::: The data

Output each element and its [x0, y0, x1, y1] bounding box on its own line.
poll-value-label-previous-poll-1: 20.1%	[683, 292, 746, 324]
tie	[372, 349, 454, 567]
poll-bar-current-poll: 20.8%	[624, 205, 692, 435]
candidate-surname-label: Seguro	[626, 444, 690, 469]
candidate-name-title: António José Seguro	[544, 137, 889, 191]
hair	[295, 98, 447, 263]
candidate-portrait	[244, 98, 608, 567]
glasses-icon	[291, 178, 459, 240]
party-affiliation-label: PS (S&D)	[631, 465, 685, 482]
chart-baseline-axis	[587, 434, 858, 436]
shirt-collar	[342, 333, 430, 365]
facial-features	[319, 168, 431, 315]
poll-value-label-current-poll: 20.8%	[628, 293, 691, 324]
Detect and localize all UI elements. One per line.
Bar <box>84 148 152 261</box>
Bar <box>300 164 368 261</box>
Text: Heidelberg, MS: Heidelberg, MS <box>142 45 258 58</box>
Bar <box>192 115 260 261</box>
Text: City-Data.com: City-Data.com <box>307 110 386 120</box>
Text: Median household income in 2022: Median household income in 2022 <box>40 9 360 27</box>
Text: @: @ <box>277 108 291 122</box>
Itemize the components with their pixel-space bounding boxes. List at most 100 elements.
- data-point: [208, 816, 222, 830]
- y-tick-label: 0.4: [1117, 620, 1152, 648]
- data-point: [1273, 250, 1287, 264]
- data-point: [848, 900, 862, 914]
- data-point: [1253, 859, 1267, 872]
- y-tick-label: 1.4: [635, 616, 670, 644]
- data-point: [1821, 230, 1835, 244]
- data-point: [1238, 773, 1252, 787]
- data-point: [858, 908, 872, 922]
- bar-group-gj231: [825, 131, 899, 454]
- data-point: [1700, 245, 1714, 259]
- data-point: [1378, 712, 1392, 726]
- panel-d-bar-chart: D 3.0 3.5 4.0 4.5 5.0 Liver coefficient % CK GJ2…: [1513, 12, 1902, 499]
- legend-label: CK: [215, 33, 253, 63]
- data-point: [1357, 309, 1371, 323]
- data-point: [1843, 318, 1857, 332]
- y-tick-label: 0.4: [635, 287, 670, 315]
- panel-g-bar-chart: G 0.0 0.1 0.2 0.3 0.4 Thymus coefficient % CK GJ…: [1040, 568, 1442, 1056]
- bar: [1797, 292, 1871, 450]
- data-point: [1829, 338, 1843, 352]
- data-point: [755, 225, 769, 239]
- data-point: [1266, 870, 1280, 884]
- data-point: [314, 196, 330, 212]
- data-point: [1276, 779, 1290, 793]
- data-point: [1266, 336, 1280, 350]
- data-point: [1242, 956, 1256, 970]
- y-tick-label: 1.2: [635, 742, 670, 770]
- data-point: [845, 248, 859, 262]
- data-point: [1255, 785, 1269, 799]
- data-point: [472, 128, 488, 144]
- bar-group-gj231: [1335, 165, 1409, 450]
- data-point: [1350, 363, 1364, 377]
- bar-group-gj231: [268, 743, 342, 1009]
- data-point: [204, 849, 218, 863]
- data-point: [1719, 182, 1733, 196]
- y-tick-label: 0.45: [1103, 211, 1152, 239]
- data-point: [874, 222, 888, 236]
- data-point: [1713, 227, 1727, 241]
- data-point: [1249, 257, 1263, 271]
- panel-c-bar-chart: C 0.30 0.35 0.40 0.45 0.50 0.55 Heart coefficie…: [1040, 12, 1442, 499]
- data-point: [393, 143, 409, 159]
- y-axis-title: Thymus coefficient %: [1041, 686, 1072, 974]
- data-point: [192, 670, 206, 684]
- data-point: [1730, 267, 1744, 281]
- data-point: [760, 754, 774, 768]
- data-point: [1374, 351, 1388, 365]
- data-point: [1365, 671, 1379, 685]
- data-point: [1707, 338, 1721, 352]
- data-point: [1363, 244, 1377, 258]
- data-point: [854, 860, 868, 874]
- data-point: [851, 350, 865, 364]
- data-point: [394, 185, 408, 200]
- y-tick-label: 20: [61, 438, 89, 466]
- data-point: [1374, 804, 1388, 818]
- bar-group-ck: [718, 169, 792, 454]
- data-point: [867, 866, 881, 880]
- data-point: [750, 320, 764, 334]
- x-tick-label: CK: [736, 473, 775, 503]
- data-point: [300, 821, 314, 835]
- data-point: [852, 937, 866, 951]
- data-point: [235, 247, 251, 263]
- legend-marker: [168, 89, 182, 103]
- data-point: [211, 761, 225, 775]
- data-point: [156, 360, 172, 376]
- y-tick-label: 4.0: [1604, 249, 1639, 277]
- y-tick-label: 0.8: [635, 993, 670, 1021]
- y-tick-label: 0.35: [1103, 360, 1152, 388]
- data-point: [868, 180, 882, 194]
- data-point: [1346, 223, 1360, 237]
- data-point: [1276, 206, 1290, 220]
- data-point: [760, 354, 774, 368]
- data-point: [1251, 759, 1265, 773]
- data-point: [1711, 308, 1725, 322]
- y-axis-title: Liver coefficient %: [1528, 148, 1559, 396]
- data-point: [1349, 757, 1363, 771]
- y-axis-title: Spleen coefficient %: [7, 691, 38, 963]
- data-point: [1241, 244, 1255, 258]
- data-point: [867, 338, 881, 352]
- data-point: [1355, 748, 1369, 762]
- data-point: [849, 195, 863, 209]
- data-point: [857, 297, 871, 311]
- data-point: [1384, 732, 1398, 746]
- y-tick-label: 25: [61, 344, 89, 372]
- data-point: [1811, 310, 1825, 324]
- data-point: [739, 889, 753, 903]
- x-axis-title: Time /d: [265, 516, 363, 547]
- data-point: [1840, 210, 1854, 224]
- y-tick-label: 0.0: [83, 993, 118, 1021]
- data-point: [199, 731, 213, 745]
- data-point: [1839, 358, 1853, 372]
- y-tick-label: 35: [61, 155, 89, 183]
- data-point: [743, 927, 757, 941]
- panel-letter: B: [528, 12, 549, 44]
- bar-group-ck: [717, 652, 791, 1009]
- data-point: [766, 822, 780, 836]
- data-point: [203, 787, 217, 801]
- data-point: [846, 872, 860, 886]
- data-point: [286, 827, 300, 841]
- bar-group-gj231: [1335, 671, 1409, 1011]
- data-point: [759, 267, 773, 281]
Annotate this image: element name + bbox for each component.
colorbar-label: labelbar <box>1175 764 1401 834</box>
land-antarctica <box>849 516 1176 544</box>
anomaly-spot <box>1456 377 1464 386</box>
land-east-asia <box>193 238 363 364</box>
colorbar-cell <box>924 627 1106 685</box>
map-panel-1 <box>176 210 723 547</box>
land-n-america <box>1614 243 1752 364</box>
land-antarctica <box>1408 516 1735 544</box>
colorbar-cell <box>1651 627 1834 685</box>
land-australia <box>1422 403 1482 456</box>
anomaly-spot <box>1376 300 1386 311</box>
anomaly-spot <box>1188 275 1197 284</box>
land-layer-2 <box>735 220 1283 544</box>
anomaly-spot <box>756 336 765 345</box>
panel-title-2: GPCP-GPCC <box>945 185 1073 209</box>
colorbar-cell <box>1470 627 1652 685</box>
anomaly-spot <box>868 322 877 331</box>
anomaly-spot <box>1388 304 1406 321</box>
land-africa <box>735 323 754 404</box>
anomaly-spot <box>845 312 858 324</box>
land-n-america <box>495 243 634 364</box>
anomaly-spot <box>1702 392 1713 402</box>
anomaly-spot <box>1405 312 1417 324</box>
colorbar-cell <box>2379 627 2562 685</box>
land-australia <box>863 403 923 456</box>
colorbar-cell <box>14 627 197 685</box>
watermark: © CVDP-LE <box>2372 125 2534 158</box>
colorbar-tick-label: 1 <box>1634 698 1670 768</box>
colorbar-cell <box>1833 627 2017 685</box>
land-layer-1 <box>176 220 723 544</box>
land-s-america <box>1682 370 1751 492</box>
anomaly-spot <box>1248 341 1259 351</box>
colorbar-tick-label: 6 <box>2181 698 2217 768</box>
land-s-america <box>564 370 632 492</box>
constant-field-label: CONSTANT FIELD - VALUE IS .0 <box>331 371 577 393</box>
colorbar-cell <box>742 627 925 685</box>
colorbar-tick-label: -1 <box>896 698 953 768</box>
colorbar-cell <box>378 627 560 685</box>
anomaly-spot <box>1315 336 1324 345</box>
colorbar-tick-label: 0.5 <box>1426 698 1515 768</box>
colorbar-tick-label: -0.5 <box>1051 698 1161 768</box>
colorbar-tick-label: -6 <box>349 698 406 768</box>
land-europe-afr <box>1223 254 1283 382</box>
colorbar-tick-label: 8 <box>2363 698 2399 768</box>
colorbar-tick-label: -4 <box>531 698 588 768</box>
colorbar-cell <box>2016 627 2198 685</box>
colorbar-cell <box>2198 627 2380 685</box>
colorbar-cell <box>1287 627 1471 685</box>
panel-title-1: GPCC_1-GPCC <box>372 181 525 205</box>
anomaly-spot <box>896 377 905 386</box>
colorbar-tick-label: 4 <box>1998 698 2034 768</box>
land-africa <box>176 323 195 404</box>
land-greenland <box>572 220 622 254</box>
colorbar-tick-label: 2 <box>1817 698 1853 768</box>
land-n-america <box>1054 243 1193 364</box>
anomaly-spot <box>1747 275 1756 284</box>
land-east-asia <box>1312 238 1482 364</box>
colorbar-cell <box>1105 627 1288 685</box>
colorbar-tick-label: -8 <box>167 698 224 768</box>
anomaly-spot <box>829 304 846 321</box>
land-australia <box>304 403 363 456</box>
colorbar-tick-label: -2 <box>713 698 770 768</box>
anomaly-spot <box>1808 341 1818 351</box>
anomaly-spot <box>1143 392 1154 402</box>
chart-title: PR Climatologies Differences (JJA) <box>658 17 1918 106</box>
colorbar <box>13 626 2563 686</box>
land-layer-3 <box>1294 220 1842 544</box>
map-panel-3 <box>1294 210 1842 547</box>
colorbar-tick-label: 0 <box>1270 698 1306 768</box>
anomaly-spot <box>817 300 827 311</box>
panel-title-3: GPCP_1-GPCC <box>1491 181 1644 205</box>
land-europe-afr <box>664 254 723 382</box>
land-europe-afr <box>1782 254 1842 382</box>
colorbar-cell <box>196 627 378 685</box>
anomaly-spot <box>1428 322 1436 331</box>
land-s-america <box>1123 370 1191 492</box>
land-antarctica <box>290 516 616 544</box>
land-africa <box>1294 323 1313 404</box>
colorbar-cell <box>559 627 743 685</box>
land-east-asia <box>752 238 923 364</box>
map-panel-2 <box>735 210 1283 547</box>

::::::

§ Short task
Convert the data, from its first line through the line containing "Text: City-Data.com: City-Data.com", into a JSON list of strings with one string for each line and no blank lines.

§ Exercise solution
[
  "Output each element and its [x0, y0, x1, y1] bounding box on its own line.",
  "poll-value-label-previous-poll-1: 20.1%\t[683, 292, 746, 324]",
  "tie\t[372, 349, 454, 567]",
  "poll-bar-current-poll: 20.8%\t[624, 205, 692, 435]",
  "candidate-surname-label: Seguro\t[626, 444, 690, 469]",
  "candidate-name-title: António José Seguro\t[544, 137, 889, 191]",
  "hair\t[295, 98, 447, 263]",
  "candidate-portrait\t[244, 98, 608, 567]",
  "glasses-icon\t[291, 178, 459, 240]",
  "party-affiliation-label: PS (S&D)\t[631, 465, 685, 482]",
  "chart-baseline-axis\t[587, 434, 858, 436]",
  "shirt-collar\t[342, 333, 430, 365]",
  "facial-features\t[319, 168, 431, 315]",
  "poll-value-label-current-poll: 20.8%\t[628, 293, 691, 324]",
  "Detect and localize all UI elements. One per line.",
  "Bar <box>84 148 152 261</box>",
  "Bar <box>300 164 368 261</box>",
  "Text: Heidelberg, MS: Heidelberg, MS <box>142 45 258 58</box>",
  "Bar <box>192 115 260 261</box>",
  "Text: City-Data.com: City-Data.com <box>307 110 386 120</box>"
]